> _WORK TO COMPLETE_: Read the data and repeat all of it exactly.

> _GIVEN DATA_:
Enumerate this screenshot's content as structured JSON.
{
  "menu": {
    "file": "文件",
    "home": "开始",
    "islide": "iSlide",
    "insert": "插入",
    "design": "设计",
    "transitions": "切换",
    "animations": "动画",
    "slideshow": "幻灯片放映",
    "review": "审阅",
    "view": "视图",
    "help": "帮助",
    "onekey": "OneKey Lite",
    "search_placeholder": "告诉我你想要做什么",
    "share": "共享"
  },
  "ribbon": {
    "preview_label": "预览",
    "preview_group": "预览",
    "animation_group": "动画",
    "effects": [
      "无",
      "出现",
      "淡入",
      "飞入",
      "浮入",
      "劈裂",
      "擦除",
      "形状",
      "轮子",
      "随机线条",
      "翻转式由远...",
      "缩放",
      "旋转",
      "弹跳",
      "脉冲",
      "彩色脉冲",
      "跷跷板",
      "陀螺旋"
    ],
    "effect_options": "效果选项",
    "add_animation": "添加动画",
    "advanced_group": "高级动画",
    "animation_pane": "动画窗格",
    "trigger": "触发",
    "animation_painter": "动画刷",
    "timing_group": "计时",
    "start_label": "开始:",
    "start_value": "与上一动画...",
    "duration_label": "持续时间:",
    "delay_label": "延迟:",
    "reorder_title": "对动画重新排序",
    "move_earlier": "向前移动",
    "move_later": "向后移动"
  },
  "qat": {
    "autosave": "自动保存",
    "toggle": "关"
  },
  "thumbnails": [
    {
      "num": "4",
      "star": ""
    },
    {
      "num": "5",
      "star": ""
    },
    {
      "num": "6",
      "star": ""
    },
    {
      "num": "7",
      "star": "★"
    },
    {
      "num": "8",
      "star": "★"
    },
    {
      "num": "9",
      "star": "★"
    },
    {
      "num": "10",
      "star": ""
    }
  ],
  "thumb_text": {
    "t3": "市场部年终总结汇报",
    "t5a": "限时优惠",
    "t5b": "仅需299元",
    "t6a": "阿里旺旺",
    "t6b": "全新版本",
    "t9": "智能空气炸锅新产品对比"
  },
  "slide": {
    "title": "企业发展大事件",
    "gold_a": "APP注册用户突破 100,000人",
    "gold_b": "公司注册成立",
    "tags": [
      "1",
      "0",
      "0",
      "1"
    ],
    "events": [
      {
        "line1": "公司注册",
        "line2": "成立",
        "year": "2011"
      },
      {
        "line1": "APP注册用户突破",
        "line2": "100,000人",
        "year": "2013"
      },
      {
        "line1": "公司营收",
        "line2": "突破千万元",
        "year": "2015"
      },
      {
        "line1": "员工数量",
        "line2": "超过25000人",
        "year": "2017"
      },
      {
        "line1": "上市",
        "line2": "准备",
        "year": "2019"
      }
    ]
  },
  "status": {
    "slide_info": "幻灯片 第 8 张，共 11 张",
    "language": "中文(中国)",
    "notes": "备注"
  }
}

> _RESPONSE TO THE EXERCISE_:
Enumerate this screenshot's content as structured JSON.
{
  "menu": {
    "file": "文件",
    "home": "开始",
    "islide": "iSlide",
    "insert": "插入",
    "design": "设计",
    "transitions": "切换",
    "animations": "动画",
    "slideshow": "幻灯片放映",
    "review": "审阅",
    "view": "视图",
    "help": "帮助",
    "onekey": "OneKey Lite",
    "search_placeholder": "告诉我你想要做什么",
    "share": "共享"
  },
  "ribbon": {
    "preview_label": "预览",
    "preview_group": "预览",
    "animation_group": "动画",
    "effects": [
      "无",
      "出现",
      "淡入",
      "飞入",
      "浮入",
      "劈裂",
      "擦除",
      "形状",
      "轮子",
      "随机线条",
      "翻转式由远...",
      "缩放",
      "旋转",
      "弹跳",
      "脉冲",
      "彩色脉冲",
      "跷跷板",
      "陀螺旋"
    ],
    "effect_options": "效果选项",
    "add_animation": "添加动画",
    "advanced_group": "高级动画",
    "animation_pane": "动画窗格",
    "trigger": "触发",
    "animation_painter": "动画刷",
    "timing_group": "计时",
    "start_label": "开始:",
    "start_value": "与上一动画...",
    "duration_label": "持续时间:",
    "delay_label": "延迟:",
    "reorder_title": "对动画重新排序",
    "move_earlier": "向前移动",
    "move_later": "向后移动"
  },
  "qat": {
    "autosave": "自动保存",
    "toggle": "关"
  },
  "thumbnails": [
    {
      "num": "4",
      "star": ""
    },
    {
      "num": "5",
      "star": ""
    },
    {
      "num": "6",
      "star": ""
    },
    {
      "num": "7",
      "star": "★"
    },
    {
      "num": "8",
      "star": "★"
    },
    {
      "num": "9",
      "star": "★"
    },
    {
      "num": "10",
      "star": ""
    }
  ],
  "thumb_text": {
    "t3": "市场部年终总结汇报",
    "t5a": "限时优惠",
    "t5b": "仅需299元",
    "t6a": "阿里旺旺",
    "t6b": "全新版本",
    "t9": "智能空气炸锅新产品对比"
  },
  "slide": {
    "title": "企业发展大事件",
    "gold_a": "APP注册用户突破 100,000人",
    "gold_b": "公司注册成立",
    "tags": [
      "1",
      "0",
      "0",
      "1"
    ],
    "events": [
      {
        "line1": "公司注册",
        "line2": "成立",
        "year": "2011"
      },
      {
        "line1": "APP注册用户突破",
        "line2": "100,000人",
        "year": "2013"
      },
      {
        "line1": "公司营收",
        "line2": "突破千万元",
        "year": "2015"
      },
      {
        "line1": "员工数量",
        "line2": "超过25000人",
        "year": "2017"
      },
      {
        "line1": "上市",
        "line2": "准备",
        "year": "2019"
      }
    ]
  },
  "status": {
    "slide_info": "幻灯片 第 8 张，共 11 张",
    "language": "中文(中国)",
    "notes": "备注"
  }
}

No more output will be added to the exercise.